**Brief**
The entries below need to be written out exactly, with no pictures included.

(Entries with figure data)
□ □ □ □ □ □ □
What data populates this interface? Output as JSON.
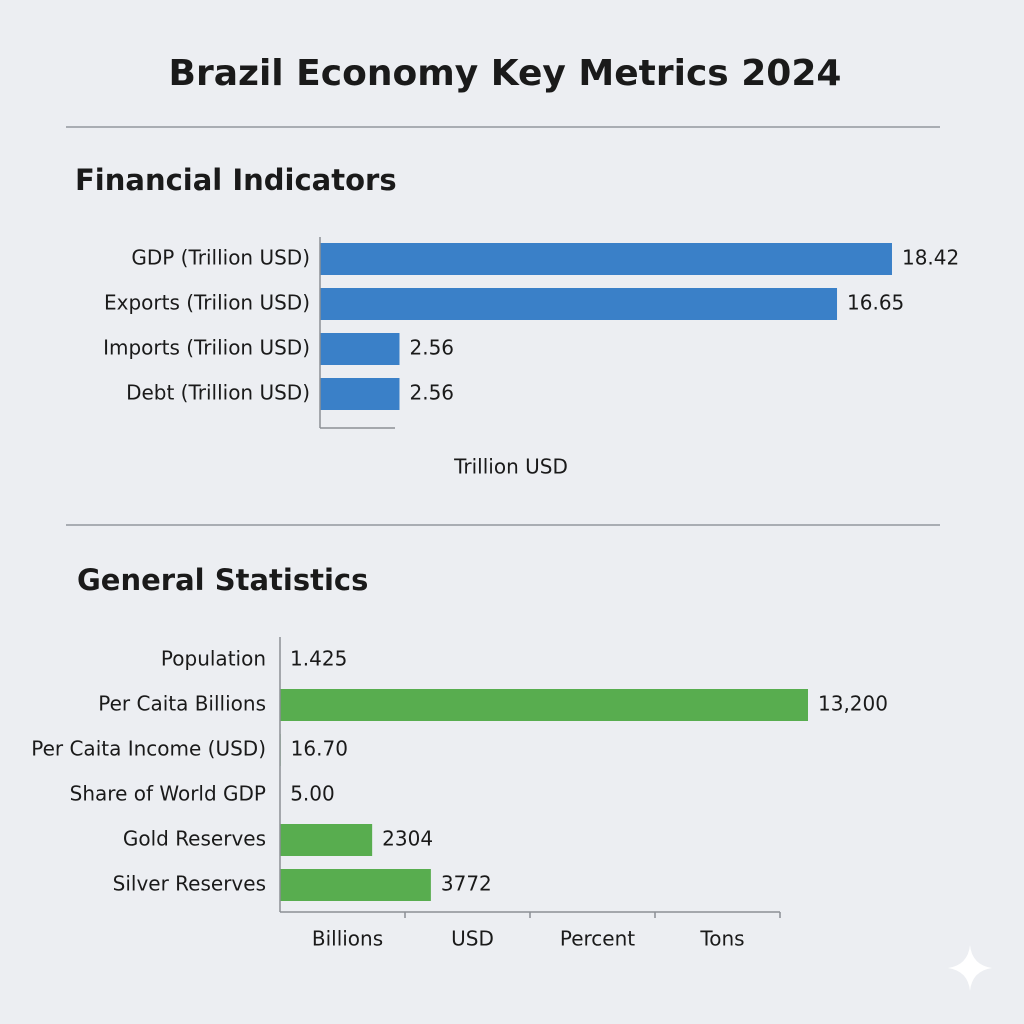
{
  "title": "Brazil Economy Key Metrics 2024",
  "chart_data": [
    {
      "type": "bar",
      "orientation": "horizontal",
      "title": "Financial Indicators",
      "categories": [
        "GDP (Trillion USD)",
        "Exports (Trilion USD)",
        "Imports (Trilion USD)",
        "Debt (Trillion USD)"
      ],
      "values": [
        18.42,
        16.65,
        2.56,
        2.56
      ],
      "color": "#3a80c8",
      "xlim": [
        0,
        19
      ],
      "x_label": "Trillion USD"
    },
    {
      "type": "bar",
      "orientation": "horizontal",
      "title": "General Statistics",
      "categories": [
        "Population",
        "Per Caita Billions",
        "Per Caita Income (USD)",
        "Share of World GDP",
        "Gold Reserves",
        "Silver Reserves"
      ],
      "values": [
        1.425,
        13200,
        16.7,
        5,
        2304,
        3772
      ],
      "value_labels": [
        "1.425",
        "13,200",
        "16.70",
        "5.00",
        "2304",
        "3772"
      ],
      "color": "#58ad4f",
      "xlim": [
        0,
        14000
      ],
      "x_units": [
        "Billions",
        "USD",
        "Percent",
        "Tons"
      ]
    }
  ]
}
□ □ □ □ □ □ □
**Solution to the problem**
What data populates this interface? Output as JSON.
{
  "title": "Brazil Economy Key Metrics 2024",
  "chart_data": [
    {
      "type": "bar",
      "orientation": "horizontal",
      "title": "Financial Indicators",
      "categories": [
        "GDP (Trillion USD)",
        "Exports (Trilion USD)",
        "Imports (Trilion USD)",
        "Debt (Trillion USD)"
      ],
      "values": [
        18.42,
        16.65,
        2.56,
        2.56
      ],
      "color": "#3a80c8",
      "xlim": [
        0,
        19
      ],
      "x_label": "Trillion USD"
    },
    {
      "type": "bar",
      "orientation": "horizontal",
      "title": "General Statistics",
      "categories": [
        "Population",
        "Per Caita Billions",
        "Per Caita Income (USD)",
        "Share of World GDP",
        "Gold Reserves",
        "Silver Reserves"
      ],
      "values": [
        1.425,
        13200,
        16.7,
        5,
        2304,
        3772
      ],
      "value_labels": [
        "1.425",
        "13,200",
        "16.70",
        "5.00",
        "2304",
        "3772"
      ],
      "color": "#58ad4f",
      "xlim": [
        0,
        14000
      ],
      "x_units": [
        "Billions",
        "USD",
        "Percent",
        "Tons"
      ]
    }
  ]
}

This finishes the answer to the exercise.